Exercise description
Please transcribe the data below exactly. Leave the pictures out.

Items from a dataset
========

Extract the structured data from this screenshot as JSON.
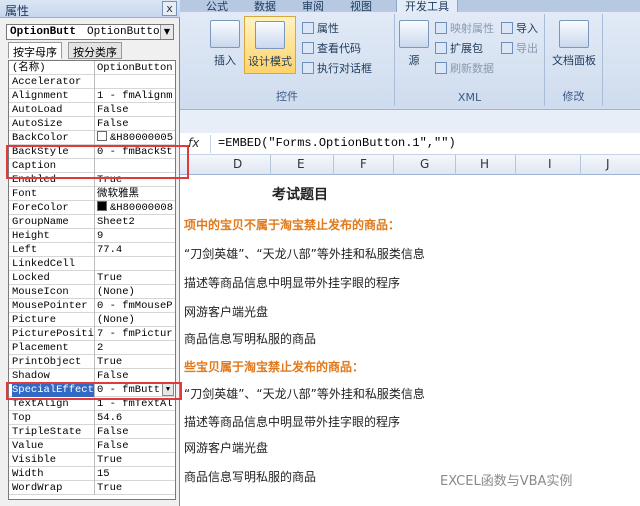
{
  "ribbon": {
    "tabs": [
      "公式",
      "数据",
      "审阅",
      "视图",
      "开发工具"
    ],
    "controls_group": {
      "label": "控件",
      "insert": "插入",
      "design_mode": "设计模式",
      "properties": "属性",
      "view_code": "查看代码",
      "run_dialog": "执行对话框"
    },
    "xml_group": {
      "label": "XML",
      "source": "源",
      "map_props": "映射属性",
      "expansion": "扩展包",
      "refresh": "刷新数据",
      "import": "导入",
      "export": "导出"
    },
    "modify_group": {
      "label": "修改",
      "doc_panel": "文档面板"
    }
  },
  "formula_bar": {
    "fx": "fx",
    "formula": "=EMBED(\"Forms.OptionButton.1\",\"\")"
  },
  "columns": [
    "D",
    "E",
    "F",
    "G",
    "H",
    "I",
    "J"
  ],
  "sheet": {
    "title": "考试题目",
    "q1": "项中的宝贝不属于淘宝禁止发布的商品：",
    "q1_items": [
      "“刀剑英雄”、“天龙八部”等外挂和私服类信息",
      "描述等商品信息中明显带外挂字眼的程序",
      "网游客户端光盘",
      "商品信息写明私服的商品"
    ],
    "q2": "些宝贝属于淘宝禁止发布的商品：",
    "q2_items": [
      "“刀剑英雄”、“天龙八部”等外挂和私服类信息",
      "描述等商品信息中明显带外挂字眼的程序",
      "网游客户端光盘",
      "商品信息写明私服的商品"
    ],
    "watermark": "EXCEL函数与VBA实例"
  },
  "panel": {
    "title": "属性",
    "close": "x",
    "combo_name": "OptionButt",
    "combo_type": "OptionButto",
    "tab_alpha": "按字母序",
    "tab_cat": "按分类序",
    "props": [
      {
        "name": "(名称)",
        "value": "OptionButton"
      },
      {
        "name": "Accelerator",
        "value": ""
      },
      {
        "name": "Alignment",
        "value": "1 - fmAlignm"
      },
      {
        "name": "AutoLoad",
        "value": "False"
      },
      {
        "name": "AutoSize",
        "value": "False"
      },
      {
        "name": "BackColor",
        "value": "&H80000005",
        "swatch": "#ffffff"
      },
      {
        "name": "BackStyle",
        "value": "0 - fmBackSt"
      },
      {
        "name": "Caption",
        "value": ""
      },
      {
        "name": "Enabled",
        "value": "True"
      },
      {
        "name": "Font",
        "value": "微软雅黑"
      },
      {
        "name": "ForeColor",
        "value": "&H80000008",
        "swatch": "#000000"
      },
      {
        "name": "GroupName",
        "value": "Sheet2"
      },
      {
        "name": "Height",
        "value": "9"
      },
      {
        "name": "Left",
        "value": "77.4"
      },
      {
        "name": "LinkedCell",
        "value": ""
      },
      {
        "name": "Locked",
        "value": "True"
      },
      {
        "name": "MouseIcon",
        "value": "(None)"
      },
      {
        "name": "MousePointer",
        "value": "0 - fmMouseP"
      },
      {
        "name": "Picture",
        "value": "(None)"
      },
      {
        "name": "PicturePositi",
        "value": "7 - fmPictur"
      },
      {
        "name": "Placement",
        "value": "2"
      },
      {
        "name": "PrintObject",
        "value": "True"
      },
      {
        "name": "Shadow",
        "value": "False"
      },
      {
        "name": "SpecialEffect",
        "value": "0 - fmButt",
        "selected": true
      },
      {
        "name": "TextAlign",
        "value": "1 - fmTextAl"
      },
      {
        "name": "Top",
        "value": "54.6"
      },
      {
        "name": "TripleState",
        "value": "False"
      },
      {
        "name": "Value",
        "value": "False"
      },
      {
        "name": "Visible",
        "value": "True"
      },
      {
        "name": "Width",
        "value": "15"
      },
      {
        "name": "WordWrap",
        "value": "True"
      }
    ]
  },
  "colors": {
    "highlight_box": "#e23a3a",
    "selection": "#316ac5",
    "section_heading": "#e07a1d"
  }
}
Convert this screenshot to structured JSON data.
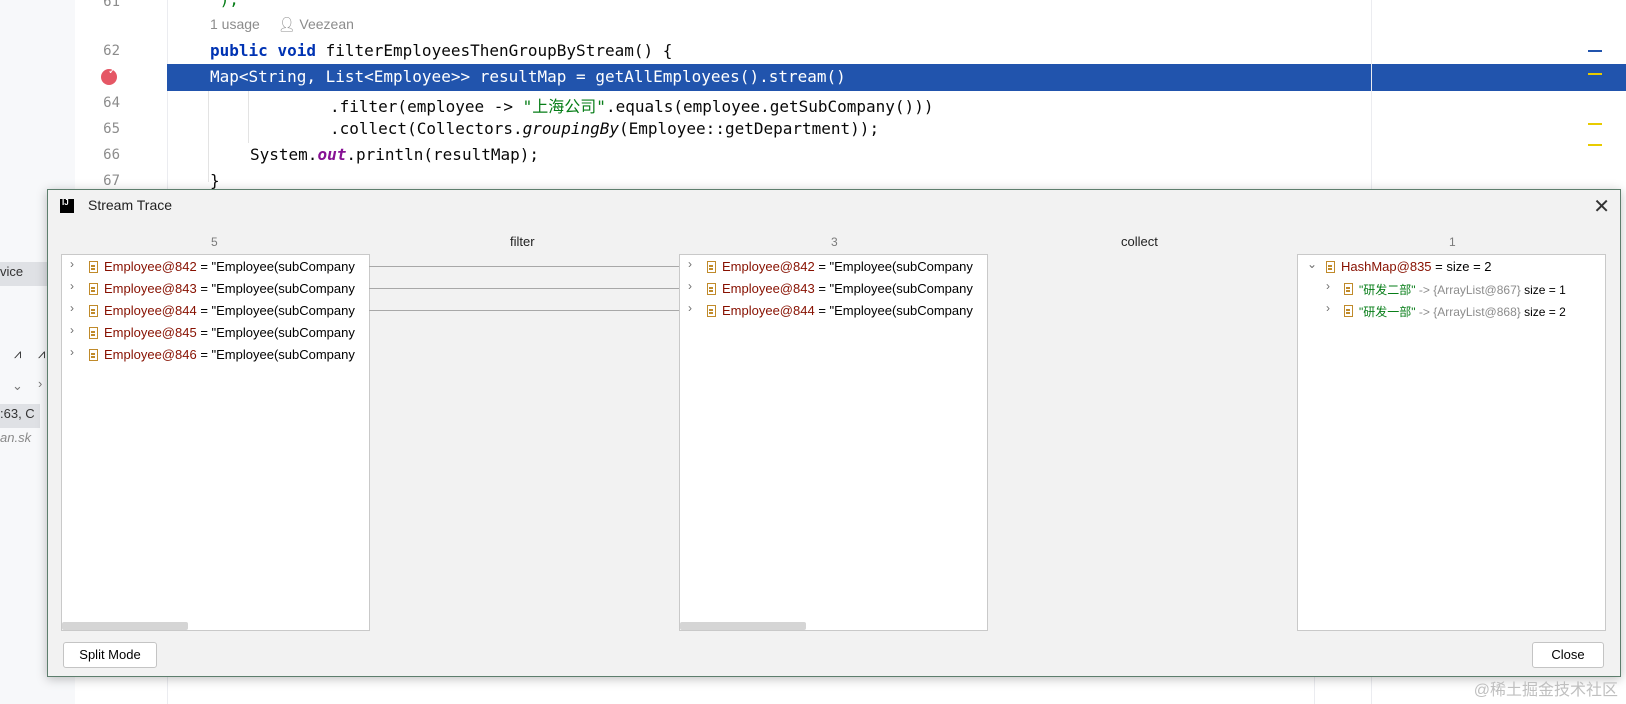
{
  "editor": {
    "usage_hint": "1 usage",
    "author": "Veezean",
    "partial_top": "\");",
    "lines": [
      {
        "no": "61",
        "top": "-8"
      },
      {
        "no": "62",
        "top": "42"
      },
      {
        "no": "64",
        "top": "94"
      },
      {
        "no": "65",
        "top": "120"
      },
      {
        "no": "66",
        "top": "146"
      },
      {
        "no": "67",
        "top": "172"
      }
    ],
    "code": {
      "l62_kw1": "public",
      "l62_kw2": "void",
      "l62_rest": " filterEmployeesThenGroupByStream() {",
      "l63": "Map<String, List<Employee>> resultMap = getAllEmployees().stream()",
      "l64_pre": ".filter(employee -> ",
      "l64_str": "\"上海公司\"",
      "l64_post": ".equals(employee.getSubCompany()))",
      "l65_pre": ".collect(Collectors.",
      "l65_it": "groupingBy",
      "l65_post": "(Employee::getDepartment));",
      "l66_pre": "System.",
      "l66_out": "out",
      "l66_post": ".println(resultMap);",
      "l67": "}"
    }
  },
  "left_fragments": {
    "f1": "vice",
    "f2": ":63, C",
    "f3": "an.sk"
  },
  "dialog": {
    "title": "Stream Trace",
    "close_icon": "close-icon",
    "columns": [
      {
        "count": "5"
      },
      {
        "count": "3"
      },
      {
        "count": "1"
      }
    ],
    "operations": [
      "filter",
      "collect"
    ],
    "col1_rows": [
      {
        "name": "Employee@842",
        "value": " = \"Employee(subCompany"
      },
      {
        "name": "Employee@843",
        "value": " = \"Employee(subCompany"
      },
      {
        "name": "Employee@844",
        "value": " = \"Employee(subCompany"
      },
      {
        "name": "Employee@845",
        "value": " = \"Employee(subCompany"
      },
      {
        "name": "Employee@846",
        "value": " = \"Employee(subCompany"
      }
    ],
    "col2_rows": [
      {
        "name": "Employee@842",
        "value": " = \"Employee(subCompany"
      },
      {
        "name": "Employee@843",
        "value": " = \"Employee(subCompany"
      },
      {
        "name": "Employee@844",
        "value": " = \"Employee(subCompany"
      }
    ],
    "result": {
      "root_name": "HashMap@835",
      "root_value": " =  size = 2",
      "children": [
        {
          "key": "\"研发二部\"",
          "arrow": " -> {ArrayList@867}",
          "size": "  size = 1"
        },
        {
          "key": "\"研发一部\"",
          "arrow": " -> {ArrayList@868}",
          "size": "  size = 2"
        }
      ]
    },
    "split_mode_label": "Split Mode",
    "close_label": "Close"
  },
  "watermark": "@稀土掘金技术社区",
  "colors": {
    "selection": "#2154ad",
    "breakpoint": "#e55765",
    "dialog_bg": "#f2f2f2"
  }
}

========

Answer to this task
Extract the structured data from this screenshot as JSON.
{
  "ribbon": {
    "tabs": [
      "公式",
      "数据",
      "审阅",
      "视图",
      "开发工具"
    ],
    "controls_group": {
      "label": "控件",
      "insert": "插入",
      "design_mode": "设计模式",
      "properties": "属性",
      "view_code": "查看代码",
      "run_dialog": "执行对话框"
    },
    "xml_group": {
      "label": "XML",
      "source": "源",
      "map_props": "映射属性",
      "expansion": "扩展包",
      "refresh": "刷新数据",
      "import": "导入",
      "export": "导出"
    },
    "modify_group": {
      "label": "修改",
      "doc_panel": "文档面板"
    }
  },
  "formula_bar": {
    "fx": "fx",
    "formula": "=EMBED(\"Forms.OptionButton.1\",\"\")"
  },
  "columns": [
    "D",
    "E",
    "F",
    "G",
    "H",
    "I",
    "J"
  ],
  "sheet": {
    "title": "考试题目",
    "q1": "项中的宝贝不属于淘宝禁止发布的商品：",
    "q1_items": [
      "“刀剑英雄”、“天龙八部”等外挂和私服类信息",
      "描述等商品信息中明显带外挂字眼的程序",
      "网游客户端光盘",
      "商品信息写明私服的商品"
    ],
    "q2": "些宝贝属于淘宝禁止发布的商品：",
    "q2_items": [
      "“刀剑英雄”、“天龙八部”等外挂和私服类信息",
      "描述等商品信息中明显带外挂字眼的程序",
      "网游客户端光盘",
      "商品信息写明私服的商品"
    ],
    "watermark": "EXCEL函数与VBA实例"
  },
  "panel": {
    "title": "属性",
    "close": "x",
    "combo_name": "OptionButt",
    "combo_type": "OptionButto",
    "tab_alpha": "按字母序",
    "tab_cat": "按分类序",
    "props": [
      {
        "name": "(名称)",
        "value": "OptionButton"
      },
      {
        "name": "Accelerator",
        "value": ""
      },
      {
        "name": "Alignment",
        "value": "1 - fmAlignm"
      },
      {
        "name": "AutoLoad",
        "value": "False"
      },
      {
        "name": "AutoSize",
        "value": "False"
      },
      {
        "name": "BackColor",
        "value": "&H80000005",
        "swatch": "#ffffff"
      },
      {
        "name": "BackStyle",
        "value": "0 - fmBackSt"
      },
      {
        "name": "Caption",
        "value": ""
      },
      {
        "name": "Enabled",
        "value": "True"
      },
      {
        "name": "Font",
        "value": "微软雅黑"
      },
      {
        "name": "ForeColor",
        "value": "&H80000008",
        "swatch": "#000000"
      },
      {
        "name": "GroupName",
        "value": "Sheet2"
      },
      {
        "name": "Height",
        "value": "9"
      },
      {
        "name": "Left",
        "value": "77.4"
      },
      {
        "name": "LinkedCell",
        "value": ""
      },
      {
        "name": "Locked",
        "value": "True"
      },
      {
        "name": "MouseIcon",
        "value": "(None)"
      },
      {
        "name": "MousePointer",
        "value": "0 - fmMouseP"
      },
      {
        "name": "Picture",
        "value": "(None)"
      },
      {
        "name": "PicturePositi",
        "value": "7 - fmPictur"
      },
      {
        "name": "Placement",
        "value": "2"
      },
      {
        "name": "PrintObject",
        "value": "True"
      },
      {
        "name": "Shadow",
        "value": "False"
      },
      {
        "name": "SpecialEffect",
        "value": "0 - fmButt",
        "selected": true
      },
      {
        "name": "TextAlign",
        "value": "1 - fmTextAl"
      },
      {
        "name": "Top",
        "value": "54.6"
      },
      {
        "name": "TripleState",
        "value": "False"
      },
      {
        "name": "Value",
        "value": "False"
      },
      {
        "name": "Visible",
        "value": "True"
      },
      {
        "name": "Width",
        "value": "15"
      },
      {
        "name": "WordWrap",
        "value": "True"
      }
    ]
  },
  "colors": {
    "highlight_box": "#e23a3a",
    "selection": "#316ac5",
    "section_heading": "#e07a1d"
  }
}
Convert this screenshot to structured JSON data.
{
  "editor": {
    "usage_hint": "1 usage",
    "author": "Veezean",
    "partial_top": "\");",
    "lines": [
      {
        "no": "61",
        "top": "-8"
      },
      {
        "no": "62",
        "top": "42"
      },
      {
        "no": "64",
        "top": "94"
      },
      {
        "no": "65",
        "top": "120"
      },
      {
        "no": "66",
        "top": "146"
      },
      {
        "no": "67",
        "top": "172"
      }
    ],
    "code": {
      "l62_kw1": "public",
      "l62_kw2": "void",
      "l62_rest": " filterEmployeesThenGroupByStream() {",
      "l63": "Map<String, List<Employee>> resultMap = getAllEmployees().stream()",
      "l64_pre": ".filter(employee -> ",
      "l64_str": "\"上海公司\"",
      "l64_post": ".equals(employee.getSubCompany()))",
      "l65_pre": ".collect(Collectors.",
      "l65_it": "groupingBy",
      "l65_post": "(Employee::getDepartment));",
      "l66_pre": "System.",
      "l66_out": "out",
      "l66_post": ".println(resultMap);",
      "l67": "}"
    }
  },
  "left_fragments": {
    "f1": "vice",
    "f2": ":63, C",
    "f3": "an.sk"
  },
  "dialog": {
    "title": "Stream Trace",
    "close_icon": "close-icon",
    "columns": [
      {
        "count": "5"
      },
      {
        "count": "3"
      },
      {
        "count": "1"
      }
    ],
    "operations": [
      "filter",
      "collect"
    ],
    "col1_rows": [
      {
        "name": "Employee@842",
        "value": " = \"Employee(subCompany"
      },
      {
        "name": "Employee@843",
        "value": " = \"Employee(subCompany"
      },
      {
        "name": "Employee@844",
        "value": " = \"Employee(subCompany"
      },
      {
        "name": "Employee@845",
        "value": " = \"Employee(subCompany"
      },
      {
        "name": "Employee@846",
        "value": " = \"Employee(subCompany"
      }
    ],
    "col2_rows": [
      {
        "name": "Employee@842",
        "value": " = \"Employee(subCompany"
      },
      {
        "name": "Employee@843",
        "value": " = \"Employee(subCompany"
      },
      {
        "name": "Employee@844",
        "value": " = \"Employee(subCompany"
      }
    ],
    "result": {
      "root_name": "HashMap@835",
      "root_value": " =  size = 2",
      "children": [
        {
          "key": "\"研发二部\"",
          "arrow": " -> {ArrayList@867}",
          "size": "  size = 1"
        },
        {
          "key": "\"研发一部\"",
          "arrow": " -> {ArrayList@868}",
          "size": "  size = 2"
        }
      ]
    },
    "split_mode_label": "Split Mode",
    "close_label": "Close"
  },
  "watermark": "@稀土掘金技术社区",
  "colors": {
    "selection": "#2154ad",
    "breakpoint": "#e55765",
    "dialog_bg": "#f2f2f2"
  }
}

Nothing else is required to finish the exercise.